** To do **
Copy out exactly the lines from the one containing "What data populates" to the end of the records below, both included, and nothing else.

-- Start of Records to process --

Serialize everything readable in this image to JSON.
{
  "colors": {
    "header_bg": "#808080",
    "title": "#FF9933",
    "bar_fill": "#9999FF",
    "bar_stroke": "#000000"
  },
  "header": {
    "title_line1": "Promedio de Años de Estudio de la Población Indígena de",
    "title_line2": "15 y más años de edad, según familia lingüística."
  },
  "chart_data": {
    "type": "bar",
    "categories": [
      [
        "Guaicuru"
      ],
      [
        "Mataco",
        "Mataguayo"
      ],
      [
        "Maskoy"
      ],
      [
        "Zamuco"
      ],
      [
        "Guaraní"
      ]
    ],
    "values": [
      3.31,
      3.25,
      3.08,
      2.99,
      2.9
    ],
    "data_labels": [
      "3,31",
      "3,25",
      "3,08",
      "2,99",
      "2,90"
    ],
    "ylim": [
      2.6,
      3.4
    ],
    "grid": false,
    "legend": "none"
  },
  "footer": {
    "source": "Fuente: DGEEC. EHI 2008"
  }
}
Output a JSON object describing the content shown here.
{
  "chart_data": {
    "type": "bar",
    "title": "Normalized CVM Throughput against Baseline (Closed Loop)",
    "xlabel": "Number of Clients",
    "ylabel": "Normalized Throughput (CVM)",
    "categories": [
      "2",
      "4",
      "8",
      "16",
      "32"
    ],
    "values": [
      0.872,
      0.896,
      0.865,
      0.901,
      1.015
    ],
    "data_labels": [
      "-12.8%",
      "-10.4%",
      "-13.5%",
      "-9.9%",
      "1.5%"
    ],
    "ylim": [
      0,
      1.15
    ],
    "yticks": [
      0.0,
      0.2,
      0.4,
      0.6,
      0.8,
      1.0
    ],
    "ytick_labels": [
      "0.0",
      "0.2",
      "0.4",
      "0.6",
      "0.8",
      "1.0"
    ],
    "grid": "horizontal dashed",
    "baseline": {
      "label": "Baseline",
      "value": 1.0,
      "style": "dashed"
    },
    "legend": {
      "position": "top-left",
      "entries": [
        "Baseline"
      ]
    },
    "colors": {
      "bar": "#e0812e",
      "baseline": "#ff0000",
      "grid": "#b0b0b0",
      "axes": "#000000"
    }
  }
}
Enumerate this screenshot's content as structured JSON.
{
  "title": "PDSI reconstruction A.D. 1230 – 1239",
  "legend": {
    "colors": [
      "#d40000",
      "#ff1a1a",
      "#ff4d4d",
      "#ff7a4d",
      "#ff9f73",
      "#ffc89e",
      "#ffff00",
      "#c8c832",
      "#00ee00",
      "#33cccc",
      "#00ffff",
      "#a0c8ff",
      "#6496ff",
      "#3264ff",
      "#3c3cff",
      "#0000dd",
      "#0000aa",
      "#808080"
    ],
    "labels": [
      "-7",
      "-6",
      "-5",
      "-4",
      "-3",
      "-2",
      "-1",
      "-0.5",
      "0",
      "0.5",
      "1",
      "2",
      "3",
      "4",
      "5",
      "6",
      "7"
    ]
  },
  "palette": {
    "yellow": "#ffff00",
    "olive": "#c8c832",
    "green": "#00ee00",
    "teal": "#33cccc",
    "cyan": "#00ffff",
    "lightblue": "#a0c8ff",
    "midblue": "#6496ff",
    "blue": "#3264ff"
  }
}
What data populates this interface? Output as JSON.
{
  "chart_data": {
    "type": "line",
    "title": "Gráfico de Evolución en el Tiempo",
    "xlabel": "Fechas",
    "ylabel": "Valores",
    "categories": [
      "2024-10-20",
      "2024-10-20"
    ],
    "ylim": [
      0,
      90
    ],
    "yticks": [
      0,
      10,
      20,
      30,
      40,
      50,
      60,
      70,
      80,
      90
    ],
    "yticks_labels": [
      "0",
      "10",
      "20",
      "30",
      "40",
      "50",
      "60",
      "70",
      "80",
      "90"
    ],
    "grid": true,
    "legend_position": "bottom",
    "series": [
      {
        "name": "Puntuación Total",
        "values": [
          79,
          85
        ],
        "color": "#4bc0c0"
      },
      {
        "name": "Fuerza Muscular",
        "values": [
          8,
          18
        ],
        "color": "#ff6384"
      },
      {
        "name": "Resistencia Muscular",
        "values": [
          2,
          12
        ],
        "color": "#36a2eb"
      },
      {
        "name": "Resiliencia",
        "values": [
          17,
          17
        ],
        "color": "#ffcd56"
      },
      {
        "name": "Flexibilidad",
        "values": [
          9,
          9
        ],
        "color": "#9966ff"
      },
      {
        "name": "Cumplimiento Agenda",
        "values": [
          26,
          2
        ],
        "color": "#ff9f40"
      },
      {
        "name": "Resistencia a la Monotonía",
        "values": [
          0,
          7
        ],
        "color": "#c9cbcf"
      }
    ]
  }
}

-- End of Records to process --

** Finished answer **
What data populates this interface? Output as JSON.
{
  "chart_data": {
    "type": "line",
    "title": "Gráfico de Evolución en el Tiempo",
    "xlabel": "Fechas",
    "ylabel": "Valores",
    "categories": [
      "2024-10-20",
      "2024-10-20"
    ],
    "ylim": [
      0,
      90
    ],
    "yticks": [
      0,
      10,
      20,
      30,
      40,
      50,
      60,
      70,
      80,
      90
    ],
    "yticks_labels": [
      "0",
      "10",
      "20",
      "30",
      "40",
      "50",
      "60",
      "70",
      "80",
      "90"
    ],
    "grid": true,
    "legend_position": "bottom",
    "series": [
      {
        "name": "Puntuación Total",
        "values": [
          79,
          85
        ],
        "color": "#4bc0c0"
      },
      {
        "name": "Fuerza Muscular",
        "values": [
          8,
          18
        ],
        "color": "#ff6384"
      },
      {
        "name": "Resistencia Muscular",
        "values": [
          2,
          12
        ],
        "color": "#36a2eb"
      },
      {
        "name": "Resiliencia",
        "values": [
          17,
          17
        ],
        "color": "#ffcd56"
      },
      {
        "name": "Flexibilidad",
        "values": [
          9,
          9
        ],
        "color": "#9966ff"
      },
      {
        "name": "Cumplimiento Agenda",
        "values": [
          26,
          2
        ],
        "color": "#ff9f40"
      },
      {
        "name": "Resistencia a la Monotonía",
        "values": [
          0,
          7
        ],
        "color": "#c9cbcf"
      }
    ]
  }
}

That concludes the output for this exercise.